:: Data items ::
◇ ◇ ◇

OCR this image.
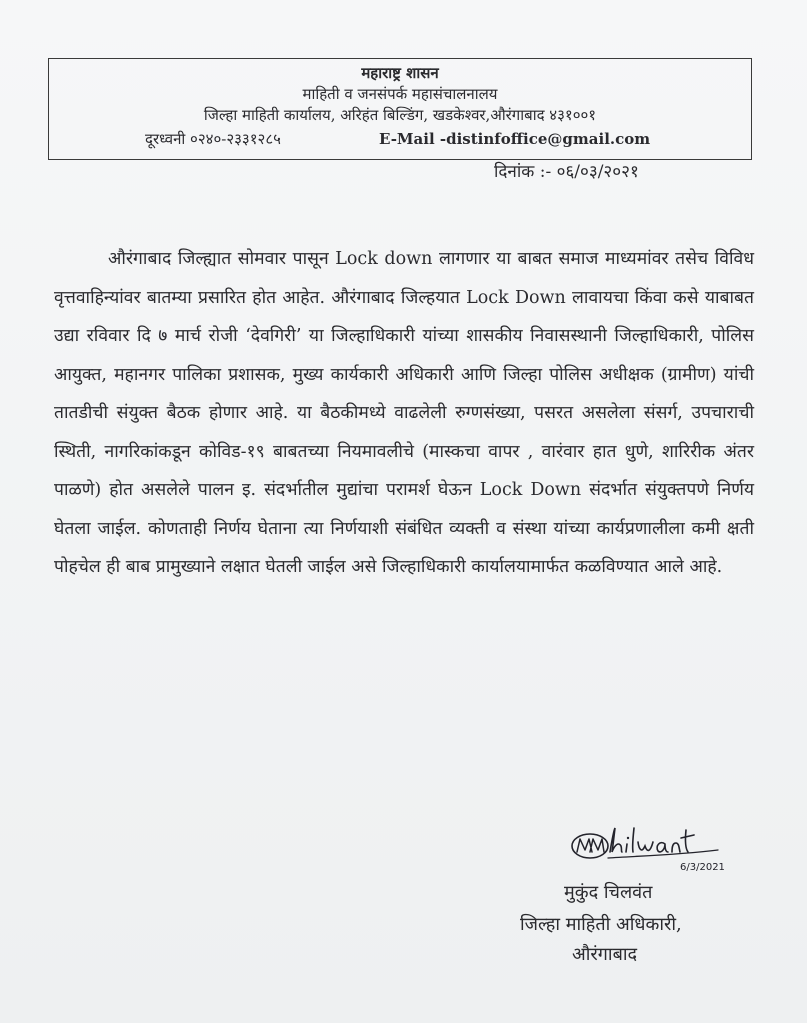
महाराष्ट्र शासन
माहिती व जनसंपर्क महासंचालनालय
जिल्हा माहिती कार्यालय, अरिहंत बिल्डिंग, खडकेश्वर,औरंगाबाद ४३१००१
दूरध्वनी ०२४०-२३३१२८५	E-Mail -distinfoffice@gmail.com
दिनांक :- ०६/०३/२०२१

औरंगाबाद जिल्ह्यात सोमवार पासून Lock down लागणार या बाबत समाज माध्यमांवर तसेच विविध वृत्तवाहिन्यांवर बातम्या प्रसारित होत आहेत. औरंगाबाद जिल्हयात Lock Down लावायचा किंवा कसे याबाबत उद्या रविवार दि ७ मार्च रोजी ‘देवगिरी’ या जिल्हाधिकारी यांच्या शासकीय निवासस्थानी जिल्हाधिकारी, पोलिस आयुक्त, महानगर पालिका प्रशासक, मुख्य कार्यकारी अधिकारी आणि जिल्हा पोलिस अधीक्षक (ग्रामीण) यांची तातडीची संयुक्त बैठक होणार आहे. या बैठकीमध्ये वाढलेली रुग्णसंख्या, पसरत असलेला संसर्ग, उपचाराची स्थिती, नागरिकांकडून कोविड-१९ बाबतच्या नियमावलीचे (मास्कचा वापर , वारंवार हात धुणे, शारिरीक अंतर पाळणे) होत असलेले पालन इ. संदर्भातील मुद्यांचा परामर्श घेऊन Lock Down संदर्भात संयुक्तपणे निर्णय घेतला जाईल. कोणताही निर्णय घेताना त्या निर्णयाशी संबंधित व्यक्ती व संस्था यांच्या कार्यप्रणालीला कमी क्षती पोहचेल ही बाब प्रामुख्याने लक्षात घेतली जाईल असे जिल्हाधिकारी कार्यालयामार्फत कळविण्यात आले आहे.

6/3/2021
मुकुंद चिलवंत
जिल्हा माहिती अधिकारी,
औरंगाबाद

◇ ◇ ◇

:: Direction ::
Give back each entry exactly as it appears, with no pictures.

:: Output of the exercise ::
OCR this image.
महाराष्ट्र शासन
माहिती व जनसंपर्क महासंचालनालय
जिल्हा माहिती कार्यालय, अरिहंत बिल्डिंग, खडकेश्वर,औरंगाबाद ४३१००१
दूरध्वनी ०२४०-२३३१२८५	E-Mail -distinfoffice@gmail.com
दिनांक :- ०६/०३/२०२१

औरंगाबाद जिल्ह्यात सोमवार पासून Lock down लागणार या बाबत समाज माध्यमांवर तसेच विविध वृत्तवाहिन्यांवर बातम्या प्रसारित होत आहेत. औरंगाबाद जिल्हयात Lock Down लावायचा किंवा कसे याबाबत उद्या रविवार दि ७ मार्च रोजी ‘देवगिरी’ या जिल्हाधिकारी यांच्या शासकीय निवासस्थानी जिल्हाधिकारी, पोलिस आयुक्त, महानगर पालिका प्रशासक, मुख्य कार्यकारी अधिकारी आणि जिल्हा पोलिस अधीक्षक (ग्रामीण) यांची तातडीची संयुक्त बैठक होणार आहे. या बैठकीमध्ये वाढलेली रुग्णसंख्या, पसरत असलेला संसर्ग, उपचाराची स्थिती, नागरिकांकडून कोविड-१९ बाबतच्या नियमावलीचे (मास्कचा वापर , वारंवार हात धुणे, शारिरीक अंतर पाळणे) होत असलेले पालन इ. संदर्भातील मुद्यांचा परामर्श घेऊन Lock Down संदर्भात संयुक्तपणे निर्णय घेतला जाईल. कोणताही निर्णय घेताना त्या निर्णयाशी संबंधित व्यक्ती व संस्था यांच्या कार्यप्रणालीला कमी क्षती पोहचेल ही बाब प्रामुख्याने लक्षात घेतली जाईल असे जिल्हाधिकारी कार्यालयामार्फत कळविण्यात आले आहे.

6/3/2021
मुकुंद चिलवंत
जिल्हा माहिती अधिकारी,
औरंगाबाद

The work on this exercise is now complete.